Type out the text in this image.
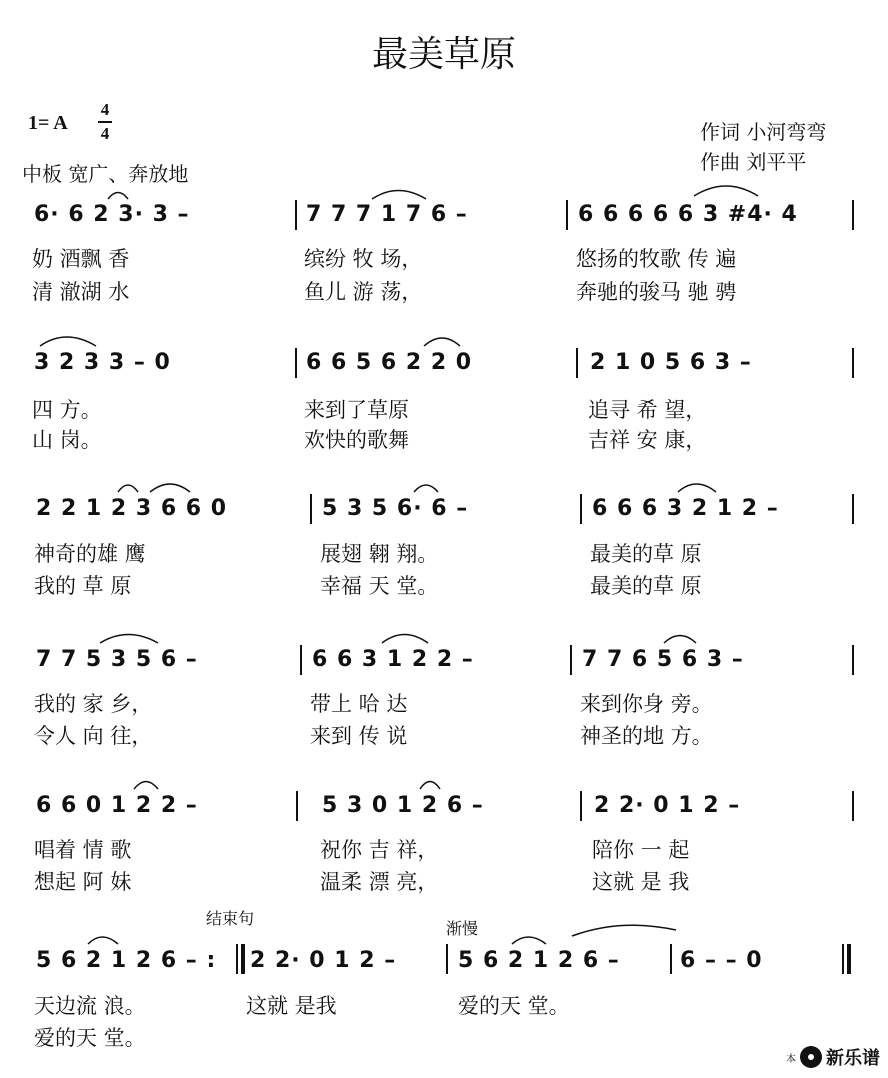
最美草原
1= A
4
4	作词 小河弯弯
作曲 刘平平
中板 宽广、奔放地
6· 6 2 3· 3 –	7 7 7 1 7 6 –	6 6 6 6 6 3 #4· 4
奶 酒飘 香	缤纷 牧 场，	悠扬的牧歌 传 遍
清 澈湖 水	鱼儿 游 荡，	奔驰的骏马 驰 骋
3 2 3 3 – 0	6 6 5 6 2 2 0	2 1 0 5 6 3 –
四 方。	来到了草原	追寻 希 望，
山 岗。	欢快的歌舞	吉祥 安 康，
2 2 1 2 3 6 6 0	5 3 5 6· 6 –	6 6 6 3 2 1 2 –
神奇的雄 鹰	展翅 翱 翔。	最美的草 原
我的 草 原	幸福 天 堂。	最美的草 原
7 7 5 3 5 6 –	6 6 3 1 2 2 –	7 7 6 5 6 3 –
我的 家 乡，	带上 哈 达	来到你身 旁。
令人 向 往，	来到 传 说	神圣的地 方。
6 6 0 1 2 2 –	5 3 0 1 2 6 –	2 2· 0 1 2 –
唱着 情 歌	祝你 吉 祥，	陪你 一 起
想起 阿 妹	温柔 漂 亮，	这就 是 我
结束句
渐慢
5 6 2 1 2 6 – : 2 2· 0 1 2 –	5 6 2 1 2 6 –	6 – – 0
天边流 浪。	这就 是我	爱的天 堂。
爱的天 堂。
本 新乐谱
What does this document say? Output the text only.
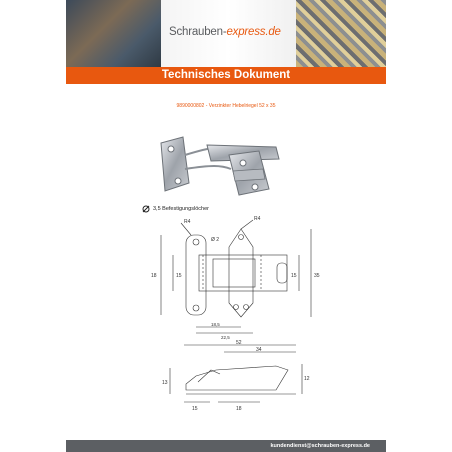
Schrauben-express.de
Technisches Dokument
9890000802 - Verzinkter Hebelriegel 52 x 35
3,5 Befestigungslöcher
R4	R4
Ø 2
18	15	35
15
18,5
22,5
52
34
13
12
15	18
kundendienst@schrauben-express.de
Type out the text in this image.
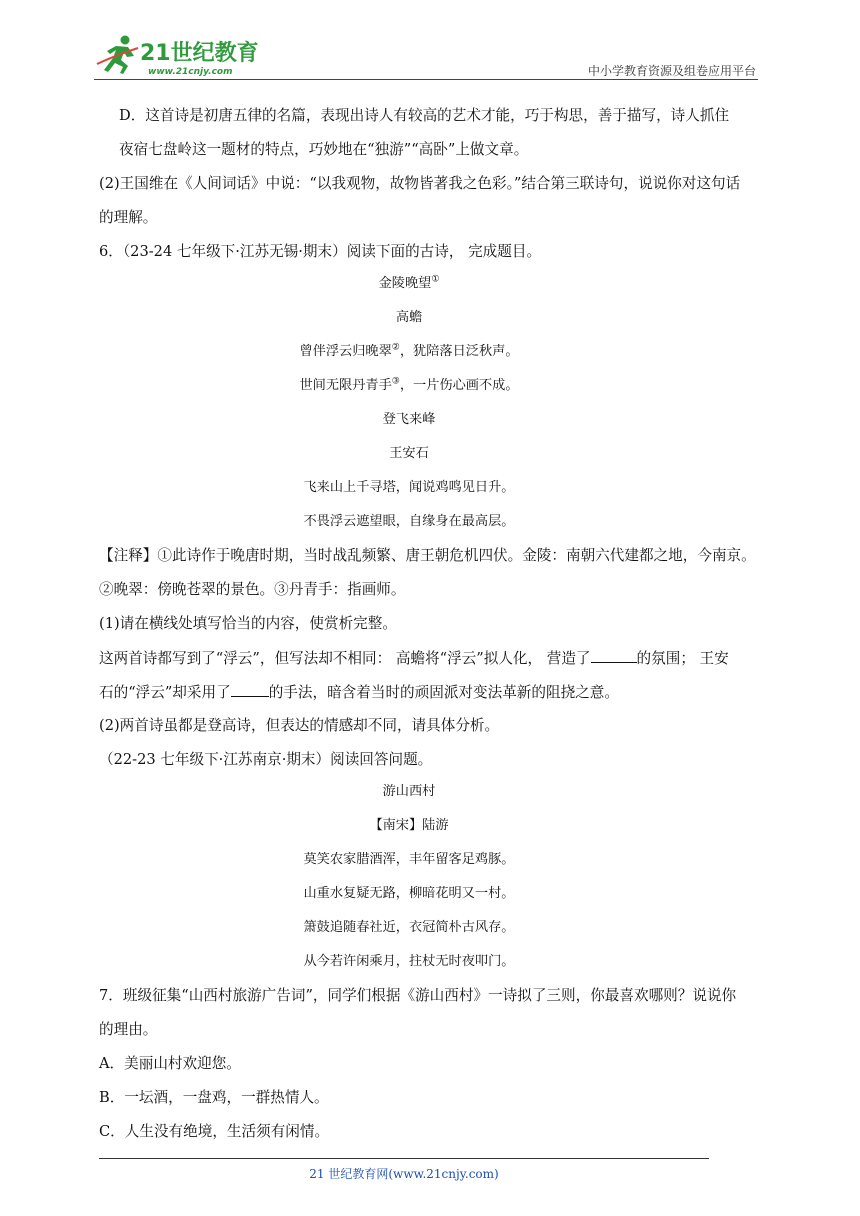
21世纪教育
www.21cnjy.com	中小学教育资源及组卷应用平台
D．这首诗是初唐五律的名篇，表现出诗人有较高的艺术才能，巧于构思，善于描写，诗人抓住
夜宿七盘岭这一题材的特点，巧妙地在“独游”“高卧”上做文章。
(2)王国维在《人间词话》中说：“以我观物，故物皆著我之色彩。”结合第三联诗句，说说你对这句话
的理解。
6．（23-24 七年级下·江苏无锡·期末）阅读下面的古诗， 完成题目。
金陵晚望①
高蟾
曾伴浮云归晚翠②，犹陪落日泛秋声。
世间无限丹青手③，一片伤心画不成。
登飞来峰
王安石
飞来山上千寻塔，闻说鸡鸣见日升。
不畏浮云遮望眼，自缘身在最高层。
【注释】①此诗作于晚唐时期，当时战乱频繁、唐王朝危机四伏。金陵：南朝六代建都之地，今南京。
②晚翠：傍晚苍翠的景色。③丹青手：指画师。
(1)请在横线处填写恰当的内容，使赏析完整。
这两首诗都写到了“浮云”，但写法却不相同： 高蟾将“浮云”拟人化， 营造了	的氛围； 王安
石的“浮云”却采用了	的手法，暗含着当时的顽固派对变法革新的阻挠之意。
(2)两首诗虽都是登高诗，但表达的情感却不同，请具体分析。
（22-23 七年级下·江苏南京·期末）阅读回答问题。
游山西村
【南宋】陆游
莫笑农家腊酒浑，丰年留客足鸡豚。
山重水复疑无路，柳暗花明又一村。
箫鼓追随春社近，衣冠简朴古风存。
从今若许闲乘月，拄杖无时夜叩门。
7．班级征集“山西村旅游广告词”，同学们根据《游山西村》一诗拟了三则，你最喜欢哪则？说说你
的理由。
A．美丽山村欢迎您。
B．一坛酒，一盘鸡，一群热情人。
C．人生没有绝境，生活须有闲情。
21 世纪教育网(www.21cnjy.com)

──────

> OBJECTIVE
Reproduce each line word for word and drop the pictures.

> TASK ANSWER
Type out the text in this image.
最美草原
1= A
4
4	作词 小河弯弯
作曲 刘平平
中板 宽广、奔放地
6· 6 2 3· 3 –	7 7 7 1 7 6 –	6 6 6 6 6 3 #4· 4
奶 酒飘 香	缤纷 牧 场，	悠扬的牧歌 传 遍
清 澈湖 水	鱼儿 游 荡，	奔驰的骏马 驰 骋
3 2 3 3 – 0	6 6 5 6 2 2 0	2 1 0 5 6 3 –
四 方。	来到了草原	追寻 希 望，
山 岗。	欢快的歌舞	吉祥 安 康，
2 2 1 2 3 6 6 0	5 3 5 6· 6 –	6 6 6 3 2 1 2 –
神奇的雄 鹰	展翅 翱 翔。	最美的草 原
我的 草 原	幸福 天 堂。	最美的草 原
7 7 5 3 5 6 –	6 6 3 1 2 2 –	7 7 6 5 6 3 –
我的 家 乡，	带上 哈 达	来到你身 旁。
令人 向 往，	来到 传 说	神圣的地 方。
6 6 0 1 2 2 –	5 3 0 1 2 6 –	2 2· 0 1 2 –
唱着 情 歌	祝你 吉 祥，	陪你 一 起
想起 阿 妹	温柔 漂 亮，	这就 是 我
结束句
渐慢
5 6 2 1 2 6 – : 2 2· 0 1 2 –	5 6 2 1 2 6 –	6 – – 0
天边流 浪。	这就 是我	爱的天 堂。
爱的天 堂。
本 新乐谱
What does this document say? Output the text only.
Schrauben-express.de
Technisches Dokument
9890000802 - Verzinkter Hebelriegel 52 x 35
3,5 Befestigungslöcher
R4	R4
Ø 2
18	15	35
15
18,5
22,5
52
34
13
12
15	18
kundendienst@schrauben-express.de
Type out the text in this image.
21世纪教育
www.21cnjy.com	中小学教育资源及组卷应用平台
D．这首诗是初唐五律的名篇，表现出诗人有较高的艺术才能，巧于构思，善于描写，诗人抓住
夜宿七盘岭这一题材的特点，巧妙地在“独游”“高卧”上做文章。
(2)王国维在《人间词话》中说：“以我观物，故物皆著我之色彩。”结合第三联诗句，说说你对这句话
的理解。
6．（23-24 七年级下·江苏无锡·期末）阅读下面的古诗， 完成题目。
金陵晚望①
高蟾
曾伴浮云归晚翠②，犹陪落日泛秋声。
世间无限丹青手③，一片伤心画不成。
登飞来峰
王安石
飞来山上千寻塔，闻说鸡鸣见日升。
不畏浮云遮望眼，自缘身在最高层。
【注释】①此诗作于晚唐时期，当时战乱频繁、唐王朝危机四伏。金陵：南朝六代建都之地，今南京。
②晚翠：傍晚苍翠的景色。③丹青手：指画师。
(1)请在横线处填写恰当的内容，使赏析完整。
这两首诗都写到了“浮云”，但写法却不相同： 高蟾将“浮云”拟人化， 营造了	的氛围； 王安
石的“浮云”却采用了	的手法，暗含着当时的顽固派对变法革新的阻挠之意。
(2)两首诗虽都是登高诗，但表达的情感却不同，请具体分析。
（22-23 七年级下·江苏南京·期末）阅读回答问题。
游山西村
【南宋】陆游
莫笑农家腊酒浑，丰年留客足鸡豚。
山重水复疑无路，柳暗花明又一村。
箫鼓追随春社近，衣冠简朴古风存。
从今若许闲乘月，拄杖无时夜叩门。
7．班级征集“山西村旅游广告词”，同学们根据《游山西村》一诗拟了三则，你最喜欢哪则？说说你
的理由。
A．美丽山村欢迎您。
B．一坛酒，一盘鸡，一群热情人。
C．人生没有绝境，生活须有闲情。
21 世纪教育网(www.21cnjy.com)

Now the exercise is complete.